--- begin ---
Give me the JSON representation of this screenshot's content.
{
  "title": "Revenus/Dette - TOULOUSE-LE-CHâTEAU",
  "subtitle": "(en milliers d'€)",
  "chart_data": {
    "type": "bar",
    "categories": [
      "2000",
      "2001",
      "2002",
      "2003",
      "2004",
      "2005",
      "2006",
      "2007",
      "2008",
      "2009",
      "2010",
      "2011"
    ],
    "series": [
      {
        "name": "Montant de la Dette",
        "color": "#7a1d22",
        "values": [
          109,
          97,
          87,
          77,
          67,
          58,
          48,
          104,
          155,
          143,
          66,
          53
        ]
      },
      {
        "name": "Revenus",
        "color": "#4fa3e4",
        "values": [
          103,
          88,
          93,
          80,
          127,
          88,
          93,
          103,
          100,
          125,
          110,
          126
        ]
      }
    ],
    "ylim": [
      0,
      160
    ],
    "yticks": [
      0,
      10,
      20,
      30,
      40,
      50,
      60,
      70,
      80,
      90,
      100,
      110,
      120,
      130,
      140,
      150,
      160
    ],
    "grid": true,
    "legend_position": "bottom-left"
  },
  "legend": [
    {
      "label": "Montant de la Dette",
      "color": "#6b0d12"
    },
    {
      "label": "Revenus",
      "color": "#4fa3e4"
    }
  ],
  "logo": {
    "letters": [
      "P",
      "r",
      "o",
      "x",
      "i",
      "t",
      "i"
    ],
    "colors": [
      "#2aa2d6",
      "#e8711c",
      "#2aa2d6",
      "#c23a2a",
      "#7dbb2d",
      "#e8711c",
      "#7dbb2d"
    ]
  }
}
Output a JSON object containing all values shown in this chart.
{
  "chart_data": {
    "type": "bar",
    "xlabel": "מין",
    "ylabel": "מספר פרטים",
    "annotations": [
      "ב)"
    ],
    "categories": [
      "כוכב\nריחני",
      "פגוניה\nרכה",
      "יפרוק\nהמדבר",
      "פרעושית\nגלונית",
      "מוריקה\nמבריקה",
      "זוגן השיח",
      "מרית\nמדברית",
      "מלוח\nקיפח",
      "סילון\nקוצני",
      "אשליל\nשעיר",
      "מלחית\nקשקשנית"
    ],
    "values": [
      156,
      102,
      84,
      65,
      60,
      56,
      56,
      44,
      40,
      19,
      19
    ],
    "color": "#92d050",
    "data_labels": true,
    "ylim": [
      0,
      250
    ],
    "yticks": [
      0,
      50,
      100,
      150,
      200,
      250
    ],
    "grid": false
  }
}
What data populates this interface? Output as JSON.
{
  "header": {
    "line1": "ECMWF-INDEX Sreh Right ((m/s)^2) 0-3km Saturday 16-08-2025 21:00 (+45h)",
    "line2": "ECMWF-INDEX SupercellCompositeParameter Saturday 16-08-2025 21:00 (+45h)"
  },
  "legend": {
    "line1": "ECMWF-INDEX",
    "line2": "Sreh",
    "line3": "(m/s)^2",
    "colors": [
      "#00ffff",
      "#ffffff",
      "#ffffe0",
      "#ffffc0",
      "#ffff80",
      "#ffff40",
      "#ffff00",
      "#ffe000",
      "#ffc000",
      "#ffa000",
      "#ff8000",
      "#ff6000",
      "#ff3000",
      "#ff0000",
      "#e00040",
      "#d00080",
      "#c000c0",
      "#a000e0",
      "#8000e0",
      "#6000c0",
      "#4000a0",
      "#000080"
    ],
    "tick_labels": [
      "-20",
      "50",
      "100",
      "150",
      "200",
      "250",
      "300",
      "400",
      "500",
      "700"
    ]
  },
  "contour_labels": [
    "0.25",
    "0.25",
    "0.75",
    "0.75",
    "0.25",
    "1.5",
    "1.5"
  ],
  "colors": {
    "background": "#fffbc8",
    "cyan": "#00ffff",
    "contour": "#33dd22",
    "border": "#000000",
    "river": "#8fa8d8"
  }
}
--- end ---
--- EXERCISE TASK ---
Take the records above and return them exactly as written.

--- RESPONSE ---
Give me the JSON representation of this screenshot's content.
{
  "title": "Revenus/Dette - TOULOUSE-LE-CHâTEAU",
  "subtitle": "(en milliers d'€)",
  "chart_data": {
    "type": "bar",
    "categories": [
      "2000",
      "2001",
      "2002",
      "2003",
      "2004",
      "2005",
      "2006",
      "2007",
      "2008",
      "2009",
      "2010",
      "2011"
    ],
    "series": [
      {
        "name": "Montant de la Dette",
        "color": "#7a1d22",
        "values": [
          109,
          97,
          87,
          77,
          67,
          58,
          48,
          104,
          155,
          143,
          66,
          53
        ]
      },
      {
        "name": "Revenus",
        "color": "#4fa3e4",
        "values": [
          103,
          88,
          93,
          80,
          127,
          88,
          93,
          103,
          100,
          125,
          110,
          126
        ]
      }
    ],
    "ylim": [
      0,
      160
    ],
    "yticks": [
      0,
      10,
      20,
      30,
      40,
      50,
      60,
      70,
      80,
      90,
      100,
      110,
      120,
      130,
      140,
      150,
      160
    ],
    "grid": true,
    "legend_position": "bottom-left"
  },
  "legend": [
    {
      "label": "Montant de la Dette",
      "color": "#6b0d12"
    },
    {
      "label": "Revenus",
      "color": "#4fa3e4"
    }
  ],
  "logo": {
    "letters": [
      "P",
      "r",
      "o",
      "x",
      "i",
      "t",
      "i"
    ],
    "colors": [
      "#2aa2d6",
      "#e8711c",
      "#2aa2d6",
      "#c23a2a",
      "#7dbb2d",
      "#e8711c",
      "#7dbb2d"
    ]
  }
}
Output a JSON object containing all values shown in this chart.
{
  "chart_data": {
    "type": "bar",
    "xlabel": "מין",
    "ylabel": "מספר פרטים",
    "annotations": [
      "ב)"
    ],
    "categories": [
      "כוכב\nריחני",
      "פגוניה\nרכה",
      "יפרוק\nהמדבר",
      "פרעושית\nגלונית",
      "מוריקה\nמבריקה",
      "זוגן השיח",
      "מרית\nמדברית",
      "מלוח\nקיפח",
      "סילון\nקוצני",
      "אשליל\nשעיר",
      "מלחית\nקשקשנית"
    ],
    "values": [
      156,
      102,
      84,
      65,
      60,
      56,
      56,
      44,
      40,
      19,
      19
    ],
    "color": "#92d050",
    "data_labels": true,
    "ylim": [
      0,
      250
    ],
    "yticks": [
      0,
      50,
      100,
      150,
      200,
      250
    ],
    "grid": false
  }
}
What data populates this interface? Output as JSON.
{
  "header": {
    "line1": "ECMWF-INDEX Sreh Right ((m/s)^2) 0-3km Saturday 16-08-2025 21:00 (+45h)",
    "line2": "ECMWF-INDEX SupercellCompositeParameter Saturday 16-08-2025 21:00 (+45h)"
  },
  "legend": {
    "line1": "ECMWF-INDEX",
    "line2": "Sreh",
    "line3": "(m/s)^2",
    "colors": [
      "#00ffff",
      "#ffffff",
      "#ffffe0",
      "#ffffc0",
      "#ffff80",
      "#ffff40",
      "#ffff00",
      "#ffe000",
      "#ffc000",
      "#ffa000",
      "#ff8000",
      "#ff6000",
      "#ff3000",
      "#ff0000",
      "#e00040",
      "#d00080",
      "#c000c0",
      "#a000e0",
      "#8000e0",
      "#6000c0",
      "#4000a0",
      "#000080"
    ],
    "tick_labels": [
      "-20",
      "50",
      "100",
      "150",
      "200",
      "250",
      "300",
      "400",
      "500",
      "700"
    ]
  },
  "contour_labels": [
    "0.25",
    "0.25",
    "0.75",
    "0.75",
    "0.25",
    "1.5",
    "1.5"
  ],
  "colors": {
    "background": "#fffbc8",
    "cyan": "#00ffff",
    "contour": "#33dd22",
    "border": "#000000",
    "river": "#8fa8d8"
  }
}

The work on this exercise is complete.